▶ SHORT EXERCISE
Write the data out again in full, with no departure from the original.

··· INPUT DATA

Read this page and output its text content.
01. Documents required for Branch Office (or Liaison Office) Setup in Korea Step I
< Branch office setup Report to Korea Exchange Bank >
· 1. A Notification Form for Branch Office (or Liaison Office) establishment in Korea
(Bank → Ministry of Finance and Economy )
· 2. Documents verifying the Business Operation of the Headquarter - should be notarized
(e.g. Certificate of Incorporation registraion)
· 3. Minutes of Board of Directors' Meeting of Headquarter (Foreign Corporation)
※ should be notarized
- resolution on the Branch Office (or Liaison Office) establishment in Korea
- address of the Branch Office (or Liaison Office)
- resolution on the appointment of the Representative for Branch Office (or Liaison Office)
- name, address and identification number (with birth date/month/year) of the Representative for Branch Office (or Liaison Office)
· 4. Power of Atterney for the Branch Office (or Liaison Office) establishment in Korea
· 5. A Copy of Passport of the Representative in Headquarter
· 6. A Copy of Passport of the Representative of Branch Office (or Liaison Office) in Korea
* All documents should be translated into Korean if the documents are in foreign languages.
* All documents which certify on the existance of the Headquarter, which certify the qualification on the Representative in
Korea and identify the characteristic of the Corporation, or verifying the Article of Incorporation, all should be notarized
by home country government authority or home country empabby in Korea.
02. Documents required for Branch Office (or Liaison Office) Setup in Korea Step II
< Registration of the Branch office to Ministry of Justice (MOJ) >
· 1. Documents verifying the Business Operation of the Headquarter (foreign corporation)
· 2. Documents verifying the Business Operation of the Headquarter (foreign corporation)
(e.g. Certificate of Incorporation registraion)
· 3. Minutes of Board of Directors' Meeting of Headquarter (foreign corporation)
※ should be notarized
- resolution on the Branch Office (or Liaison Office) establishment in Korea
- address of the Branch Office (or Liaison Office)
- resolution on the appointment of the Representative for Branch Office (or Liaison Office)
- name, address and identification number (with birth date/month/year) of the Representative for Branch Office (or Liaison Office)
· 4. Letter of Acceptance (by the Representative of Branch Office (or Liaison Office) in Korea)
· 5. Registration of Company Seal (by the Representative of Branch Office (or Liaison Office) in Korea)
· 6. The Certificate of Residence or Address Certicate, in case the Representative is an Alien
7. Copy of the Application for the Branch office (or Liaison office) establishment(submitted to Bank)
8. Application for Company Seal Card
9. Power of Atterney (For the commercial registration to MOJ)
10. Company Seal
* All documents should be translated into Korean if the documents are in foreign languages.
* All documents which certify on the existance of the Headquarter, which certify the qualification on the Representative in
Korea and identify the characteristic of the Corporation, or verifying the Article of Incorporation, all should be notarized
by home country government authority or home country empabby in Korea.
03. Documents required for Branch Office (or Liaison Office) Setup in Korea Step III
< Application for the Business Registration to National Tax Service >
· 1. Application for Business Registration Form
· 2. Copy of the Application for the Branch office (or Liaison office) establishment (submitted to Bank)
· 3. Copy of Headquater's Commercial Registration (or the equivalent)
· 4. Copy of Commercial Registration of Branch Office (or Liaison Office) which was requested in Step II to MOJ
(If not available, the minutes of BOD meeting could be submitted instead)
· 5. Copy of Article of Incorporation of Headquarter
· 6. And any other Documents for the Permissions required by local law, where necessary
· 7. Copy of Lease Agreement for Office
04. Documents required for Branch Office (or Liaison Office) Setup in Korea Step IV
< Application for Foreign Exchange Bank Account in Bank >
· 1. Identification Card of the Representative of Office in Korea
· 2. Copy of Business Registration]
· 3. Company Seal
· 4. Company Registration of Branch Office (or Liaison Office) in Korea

······

▶ TASK RESPONSE
Read this page and output its text content.
01. Documents required for Branch Office (or Liaison Office) Setup in Korea Step I
< Branch office setup Report to Korea Exchange Bank >
· 1. A Notification Form for Branch Office (or Liaison Office) establishment in Korea
(Bank → Ministry of Finance and Economy )
· 2. Documents verifying the Business Operation of the Headquarter - should be notarized
(e.g. Certificate of Incorporation registraion)
· 3. Minutes of Board of Directors' Meeting of Headquarter (Foreign Corporation)
※ should be notarized
- resolution on the Branch Office (or Liaison Office) establishment in Korea
- address of the Branch Office (or Liaison Office)
- resolution on the appointment of the Representative for Branch Office (or Liaison Office)
- name, address and identification number (with birth date/month/year) of the Representative for Branch Office (or Liaison Office)
· 4. Power of Atterney for the Branch Office (or Liaison Office) establishment in Korea
· 5. A Copy of Passport of the Representative in Headquarter
· 6. A Copy of Passport of the Representative of Branch Office (or Liaison Office) in Korea
* All documents should be translated into Korean if the documents are in foreign languages.
* All documents which certify on the existance of the Headquarter, which certify the qualification on the Representative in
Korea and identify the characteristic of the Corporation, or verifying the Article of Incorporation, all should be notarized
by home country government authority or home country empabby in Korea.
02. Documents required for Branch Office (or Liaison Office) Setup in Korea Step II
< Registration of the Branch office to Ministry of Justice (MOJ) >
· 1. Documents verifying the Business Operation of the Headquarter (foreign corporation)
· 2. Documents verifying the Business Operation of the Headquarter (foreign corporation)
(e.g. Certificate of Incorporation registraion)
· 3. Minutes of Board of Directors' Meeting of Headquarter (foreign corporation)
※ should be notarized
- resolution on the Branch Office (or Liaison Office) establishment in Korea
- address of the Branch Office (or Liaison Office)
- resolution on the appointment of the Representative for Branch Office (or Liaison Office)
- name, address and identification number (with birth date/month/year) of the Representative for Branch Office (or Liaison Office)
· 4. Letter of Acceptance (by the Representative of Branch Office (or Liaison Office) in Korea)
· 5. Registration of Company Seal (by the Representative of Branch Office (or Liaison Office) in Korea)
· 6. The Certificate of Residence or Address Certicate, in case the Representative is an Alien
7. Copy of the Application for the Branch office (or Liaison office) establishment(submitted to Bank)
8. Application for Company Seal Card
9. Power of Atterney (For the commercial registration to MOJ)
10. Company Seal
* All documents should be translated into Korean if the documents are in foreign languages.
* All documents which certify on the existance of the Headquarter, which certify the qualification on the Representative in
Korea and identify the characteristic of the Corporation, or verifying the Article of Incorporation, all should be notarized
by home country government authority or home country empabby in Korea.
03. Documents required for Branch Office (or Liaison Office) Setup in Korea Step III
< Application for the Business Registration to National Tax Service >
· 1. Application for Business Registration Form
· 2. Copy of the Application for the Branch office (or Liaison office) establishment (submitted to Bank)
· 3. Copy of Headquater's Commercial Registration (or the equivalent)
· 4. Copy of Commercial Registration of Branch Office (or Liaison Office) which was requested in Step II to MOJ
(If not available, the minutes of BOD meeting could be submitted instead)
· 5. Copy of Article of Incorporation of Headquarter
· 6. And any other Documents for the Permissions required by local law, where necessary
· 7. Copy of Lease Agreement for Office
04. Documents required for Branch Office (or Liaison Office) Setup in Korea Step IV
< Application for Foreign Exchange Bank Account in Bank >
· 1. Identification Card of the Representative of Office in Korea
· 2. Copy of Business Registration]
· 3. Company Seal
· 4. Company Registration of Branch Office (or Liaison Office) in Korea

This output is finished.